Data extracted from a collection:
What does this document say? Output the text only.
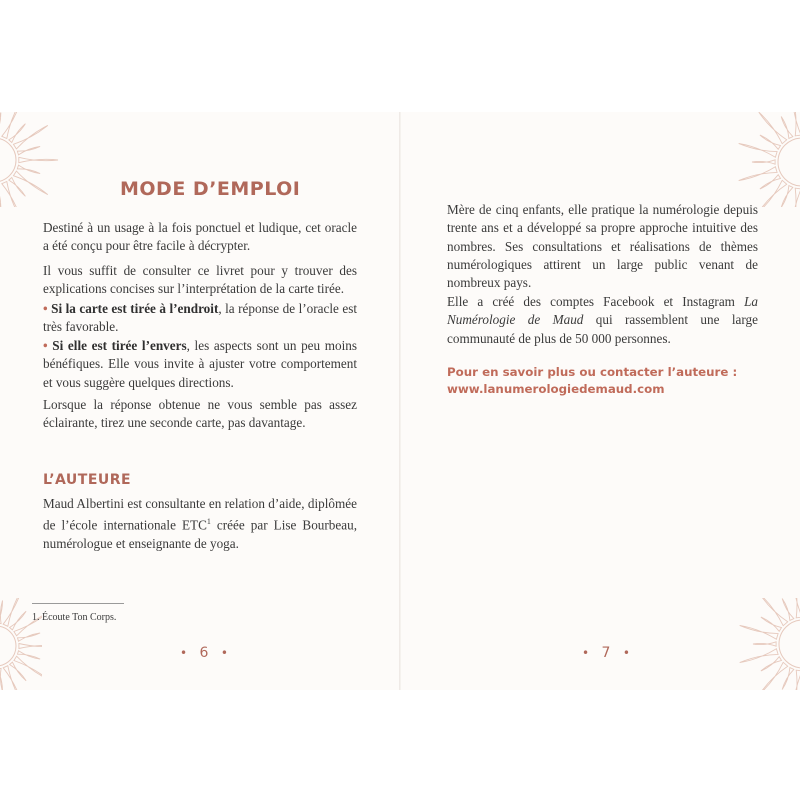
MODE D’EMPLOI

Destiné à un usage à la fois ponctuel et ludique, cet oracle a été conçu pour être facile à décrypter.

Il vous suffit de consulter ce livret pour y trouver des explications concises sur l’interprétation de la carte tirée.

• Si la carte est tirée à l’endroit, la réponse de l’oracle est très favorable.

• Si elle est tirée l’envers, les aspects sont un peu moins bénéfiques. Elle vous invite à ajuster votre comportement et vous suggère quelques directions.

Lorsque la réponse obtenue ne vous semble pas assez éclairante, tirez une seconde carte, pas davantage.

L’AUTEURE

Maud Albertini est consultante en relation d’aide, diplômée de l’école internationale ETC$^1$ créée par Lise Bourbeau, numérologue et enseignante de yoga.

1. Écoute Ton Corps.
• 6 •

Mère de cinq enfants, elle pratique la numérologie depuis trente ans et a développé sa propre approche intuitive des nombres. Ses consultations et réalisations de thèmes numérologiques attirent un large public venant de nombreux pays.

Elle a créé des comptes Facebook et Instagram La Numérologie de Maud qui rassemblent une large communauté de plus de 50 000 personnes.

Pour en savoir plus ou contacter l’auteure :
www.lanumerologiedemaud.com
• 7 •
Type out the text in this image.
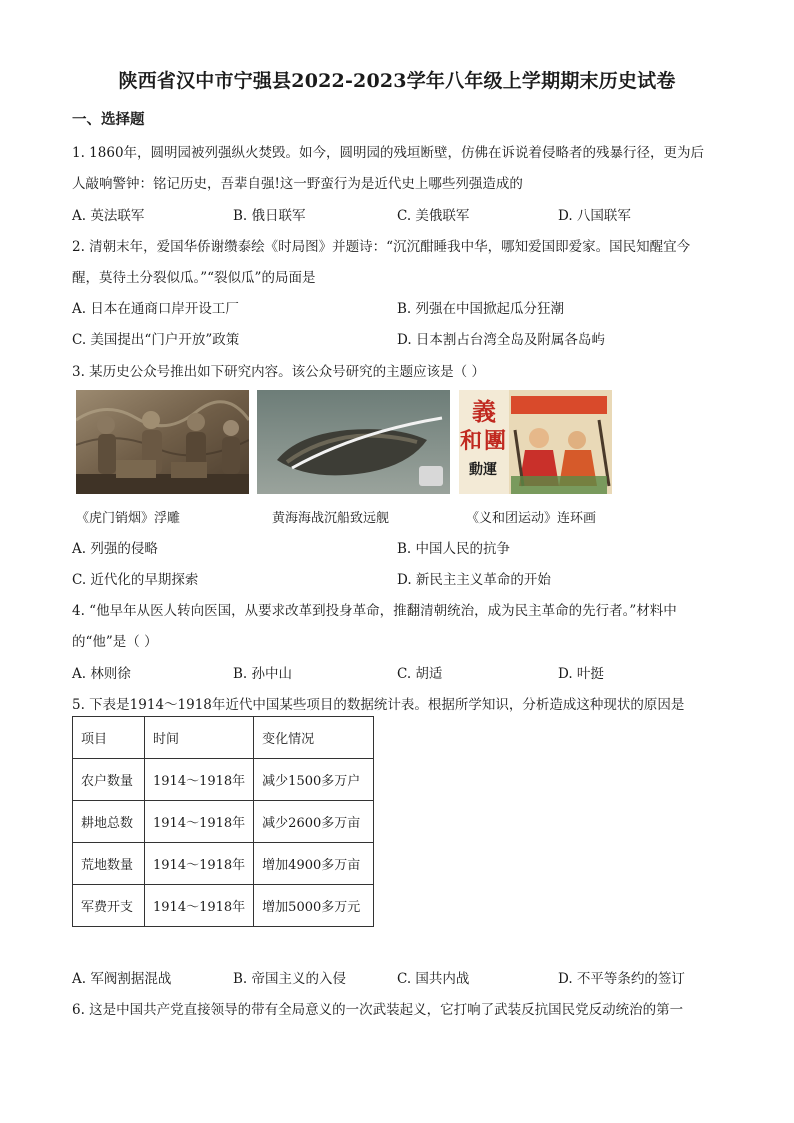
陕西省汉中市宁强县2022-2023学年八年级上学期期末历史试卷
一、选择题
1. 1860年，圆明园被列强纵火焚毁。如今，圆明园的残垣断壁，仿佛在诉说着侵略者的残暴行径，更为后
人敲响警钟：铭记历史，吾辈自强!这一野蛮行为是近代史上哪些列强造成的
A. 英法联军	B. 俄日联军	C. 美俄联军	D. 八国联军
2. 清朝末年，爱国华侨谢缵泰绘《时局图》并题诗：“沉沉酣睡我中华，哪知爱国即爱家。国民知醒宜今
醒，莫待土分裂似瓜。”“裂似瓜”的局面是
A. 日本在通商口岸开设工厂	B. 列强在中国掀起瓜分狂潮
C. 美国提出“门户开放”政策	D. 日本割占台湾全岛及附属各岛屿
3. 某历史公众号推出如下研究内容。该公众号研究的主题应该是（ ）
義
和 團
動運
《虎门销烟》浮雕	黄海海战沉船致远舰	《义和团运动》连环画
A. 列强的侵略	B. 中国人民的抗争
C. 近代化的早期探索	D. 新民主主义革命的开始
4. “他早年从医人转向医国，从要求改革到投身革命，推翻清朝统治，成为民主革命的先行者。”材料中
的“他”是（ ）
A. 林则徐	B. 孙中山	C. 胡适	D. 叶挺
5. 下表是1914～1918年近代中国某些项目的数据统计表。根据所学知识，分析造成这种现状的原因是
项目	时间	变化情况
农户数量	1914～1918年	减少1500多万户
耕地总数	1914～1918年	减少2600多万亩
荒地数量	1914～1918年	增加4900多万亩
军费开支	1914～1918年	增加5000多万元
A. 军阀割据混战	B. 帝国主义的入侵	C. 国共内战	D. 不平等条约的签订
6. 这是中国共产党直接领导的带有全局意义的一次武装起义，它打响了武装反抗国民党反动统治的第一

# Set task
Everything from the line with "Type out the text in this image." through the end of the records above, and nothing else, is to be quoted exactly; please leave the pictures out.

# The result
Type out the text in this image.
陕西省汉中市宁强县2022-2023学年八年级上学期期末历史试卷
一、选择题
1. 1860年，圆明园被列强纵火焚毁。如今，圆明园的残垣断壁，仿佛在诉说着侵略者的残暴行径，更为后
人敲响警钟：铭记历史，吾辈自强!这一野蛮行为是近代史上哪些列强造成的
A. 英法联军	B. 俄日联军	C. 美俄联军	D. 八国联军
2. 清朝末年，爱国华侨谢缵泰绘《时局图》并题诗：“沉沉酣睡我中华，哪知爱国即爱家。国民知醒宜今
醒，莫待土分裂似瓜。”“裂似瓜”的局面是
A. 日本在通商口岸开设工厂	B. 列强在中国掀起瓜分狂潮
C. 美国提出“门户开放”政策	D. 日本割占台湾全岛及附属各岛屿
3. 某历史公众号推出如下研究内容。该公众号研究的主题应该是（ ）
義
和 團
動運
《虎门销烟》浮雕	黄海海战沉船致远舰	《义和团运动》连环画
A. 列强的侵略	B. 中国人民的抗争
C. 近代化的早期探索	D. 新民主主义革命的开始
4. “他早年从医人转向医国，从要求改革到投身革命，推翻清朝统治，成为民主革命的先行者。”材料中
的“他”是（ ）
A. 林则徐	B. 孙中山	C. 胡适	D. 叶挺
5. 下表是1914～1918年近代中国某些项目的数据统计表。根据所学知识，分析造成这种现状的原因是
项目	时间	变化情况
农户数量	1914～1918年	减少1500多万户
耕地总数	1914～1918年	减少2600多万亩
荒地数量	1914～1918年	增加4900多万亩
军费开支	1914～1918年	增加5000多万元
A. 军阀割据混战	B. 帝国主义的入侵	C. 国共内战	D. 不平等条约的签订
6. 这是中国共产党直接领导的带有全局意义的一次武装起义，它打响了武装反抗国民党反动统治的第一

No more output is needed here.